§ **Source material**
··········

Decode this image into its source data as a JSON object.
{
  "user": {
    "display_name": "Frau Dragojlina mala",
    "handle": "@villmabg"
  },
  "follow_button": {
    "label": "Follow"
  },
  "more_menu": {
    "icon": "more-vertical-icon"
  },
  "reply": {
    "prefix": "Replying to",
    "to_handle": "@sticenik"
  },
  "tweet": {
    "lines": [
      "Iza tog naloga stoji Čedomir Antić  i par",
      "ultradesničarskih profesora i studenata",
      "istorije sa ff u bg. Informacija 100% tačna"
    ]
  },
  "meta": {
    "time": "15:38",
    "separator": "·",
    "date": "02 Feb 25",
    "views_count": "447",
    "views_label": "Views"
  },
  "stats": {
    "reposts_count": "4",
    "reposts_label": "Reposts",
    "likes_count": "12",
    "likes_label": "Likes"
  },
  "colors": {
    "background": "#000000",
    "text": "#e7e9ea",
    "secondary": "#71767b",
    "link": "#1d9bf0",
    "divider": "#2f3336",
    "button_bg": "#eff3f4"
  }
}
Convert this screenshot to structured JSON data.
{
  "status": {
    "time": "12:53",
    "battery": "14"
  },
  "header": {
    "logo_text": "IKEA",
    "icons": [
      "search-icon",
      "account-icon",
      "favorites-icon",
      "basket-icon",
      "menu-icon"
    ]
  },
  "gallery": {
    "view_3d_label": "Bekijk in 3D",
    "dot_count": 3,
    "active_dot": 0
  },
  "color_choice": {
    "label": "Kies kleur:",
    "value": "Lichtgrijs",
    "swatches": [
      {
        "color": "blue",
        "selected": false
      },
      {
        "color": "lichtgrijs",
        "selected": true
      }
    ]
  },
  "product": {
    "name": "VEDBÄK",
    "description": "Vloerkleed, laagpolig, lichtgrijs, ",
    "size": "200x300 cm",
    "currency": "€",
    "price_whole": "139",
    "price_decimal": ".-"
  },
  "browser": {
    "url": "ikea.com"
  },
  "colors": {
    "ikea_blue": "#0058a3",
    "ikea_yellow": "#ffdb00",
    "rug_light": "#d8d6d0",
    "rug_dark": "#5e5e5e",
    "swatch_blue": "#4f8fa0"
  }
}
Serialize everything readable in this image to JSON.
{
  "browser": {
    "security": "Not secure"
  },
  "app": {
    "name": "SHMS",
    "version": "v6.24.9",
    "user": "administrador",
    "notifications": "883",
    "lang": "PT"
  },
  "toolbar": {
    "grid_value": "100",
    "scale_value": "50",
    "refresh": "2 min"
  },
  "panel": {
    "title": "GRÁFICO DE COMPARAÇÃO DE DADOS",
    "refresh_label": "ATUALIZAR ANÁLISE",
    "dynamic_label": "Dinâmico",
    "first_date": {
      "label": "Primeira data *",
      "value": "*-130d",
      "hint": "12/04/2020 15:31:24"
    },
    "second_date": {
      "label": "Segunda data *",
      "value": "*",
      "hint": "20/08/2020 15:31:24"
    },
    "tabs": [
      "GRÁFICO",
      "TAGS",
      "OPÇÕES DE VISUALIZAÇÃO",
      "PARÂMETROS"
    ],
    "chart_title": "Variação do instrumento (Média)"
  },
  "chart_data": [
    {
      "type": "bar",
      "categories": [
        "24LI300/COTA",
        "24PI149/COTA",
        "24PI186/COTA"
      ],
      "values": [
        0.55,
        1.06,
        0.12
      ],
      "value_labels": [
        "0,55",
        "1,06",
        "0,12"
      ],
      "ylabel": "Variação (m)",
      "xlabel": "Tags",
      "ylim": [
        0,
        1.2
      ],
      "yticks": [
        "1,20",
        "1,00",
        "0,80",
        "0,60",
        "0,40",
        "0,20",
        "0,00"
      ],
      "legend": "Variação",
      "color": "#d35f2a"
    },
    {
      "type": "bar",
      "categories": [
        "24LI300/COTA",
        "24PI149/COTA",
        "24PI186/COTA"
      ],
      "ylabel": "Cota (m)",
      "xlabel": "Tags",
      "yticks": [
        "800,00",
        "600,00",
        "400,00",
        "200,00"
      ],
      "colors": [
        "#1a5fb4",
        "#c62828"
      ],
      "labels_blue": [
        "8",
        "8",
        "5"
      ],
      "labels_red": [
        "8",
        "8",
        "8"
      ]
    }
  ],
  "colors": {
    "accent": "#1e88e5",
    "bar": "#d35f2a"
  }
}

··········

§ **Aim of the exercise**
Go through the material above line by line and copy it exactly.

§ **Result**
Decode this image into its source data as a JSON object.
{
  "user": {
    "display_name": "Frau Dragojlina mala",
    "handle": "@villmabg"
  },
  "follow_button": {
    "label": "Follow"
  },
  "more_menu": {
    "icon": "more-vertical-icon"
  },
  "reply": {
    "prefix": "Replying to",
    "to_handle": "@sticenik"
  },
  "tweet": {
    "lines": [
      "Iza tog naloga stoji Čedomir Antić  i par",
      "ultradesničarskih profesora i studenata",
      "istorije sa ff u bg. Informacija 100% tačna"
    ]
  },
  "meta": {
    "time": "15:38",
    "separator": "·",
    "date": "02 Feb 25",
    "views_count": "447",
    "views_label": "Views"
  },
  "stats": {
    "reposts_count": "4",
    "reposts_label": "Reposts",
    "likes_count": "12",
    "likes_label": "Likes"
  },
  "colors": {
    "background": "#000000",
    "text": "#e7e9ea",
    "secondary": "#71767b",
    "link": "#1d9bf0",
    "divider": "#2f3336",
    "button_bg": "#eff3f4"
  }
}
Convert this screenshot to structured JSON data.
{
  "status": {
    "time": "12:53",
    "battery": "14"
  },
  "header": {
    "logo_text": "IKEA",
    "icons": [
      "search-icon",
      "account-icon",
      "favorites-icon",
      "basket-icon",
      "menu-icon"
    ]
  },
  "gallery": {
    "view_3d_label": "Bekijk in 3D",
    "dot_count": 3,
    "active_dot": 0
  },
  "color_choice": {
    "label": "Kies kleur:",
    "value": "Lichtgrijs",
    "swatches": [
      {
        "color": "blue",
        "selected": false
      },
      {
        "color": "lichtgrijs",
        "selected": true
      }
    ]
  },
  "product": {
    "name": "VEDBÄK",
    "description": "Vloerkleed, laagpolig, lichtgrijs, ",
    "size": "200x300 cm",
    "currency": "€",
    "price_whole": "139",
    "price_decimal": ".-"
  },
  "browser": {
    "url": "ikea.com"
  },
  "colors": {
    "ikea_blue": "#0058a3",
    "ikea_yellow": "#ffdb00",
    "rug_light": "#d8d6d0",
    "rug_dark": "#5e5e5e",
    "swatch_blue": "#4f8fa0"
  }
}
Serialize everything readable in this image to JSON.
{
  "browser": {
    "security": "Not secure"
  },
  "app": {
    "name": "SHMS",
    "version": "v6.24.9",
    "user": "administrador",
    "notifications": "883",
    "lang": "PT"
  },
  "toolbar": {
    "grid_value": "100",
    "scale_value": "50",
    "refresh": "2 min"
  },
  "panel": {
    "title": "GRÁFICO DE COMPARAÇÃO DE DADOS",
    "refresh_label": "ATUALIZAR ANÁLISE",
    "dynamic_label": "Dinâmico",
    "first_date": {
      "label": "Primeira data *",
      "value": "*-130d",
      "hint": "12/04/2020 15:31:24"
    },
    "second_date": {
      "label": "Segunda data *",
      "value": "*",
      "hint": "20/08/2020 15:31:24"
    },
    "tabs": [
      "GRÁFICO",
      "TAGS",
      "OPÇÕES DE VISUALIZAÇÃO",
      "PARÂMETROS"
    ],
    "chart_title": "Variação do instrumento (Média)"
  },
  "chart_data": [
    {
      "type": "bar",
      "categories": [
        "24LI300/COTA",
        "24PI149/COTA",
        "24PI186/COTA"
      ],
      "values": [
        0.55,
        1.06,
        0.12
      ],
      "value_labels": [
        "0,55",
        "1,06",
        "0,12"
      ],
      "ylabel": "Variação (m)",
      "xlabel": "Tags",
      "ylim": [
        0,
        1.2
      ],
      "yticks": [
        "1,20",
        "1,00",
        "0,80",
        "0,60",
        "0,40",
        "0,20",
        "0,00"
      ],
      "legend": "Variação",
      "color": "#d35f2a"
    },
    {
      "type": "bar",
      "categories": [
        "24LI300/COTA",
        "24PI149/COTA",
        "24PI186/COTA"
      ],
      "ylabel": "Cota (m)",
      "xlabel": "Tags",
      "yticks": [
        "800,00",
        "600,00",
        "400,00",
        "200,00"
      ],
      "colors": [
        "#1a5fb4",
        "#c62828"
      ],
      "labels_blue": [
        "8",
        "8",
        "5"
      ],
      "labels_red": [
        "8",
        "8",
        "8"
      ]
    }
  ],
  "colors": {
    "accent": "#1e88e5",
    "bar": "#d35f2a"
  }
}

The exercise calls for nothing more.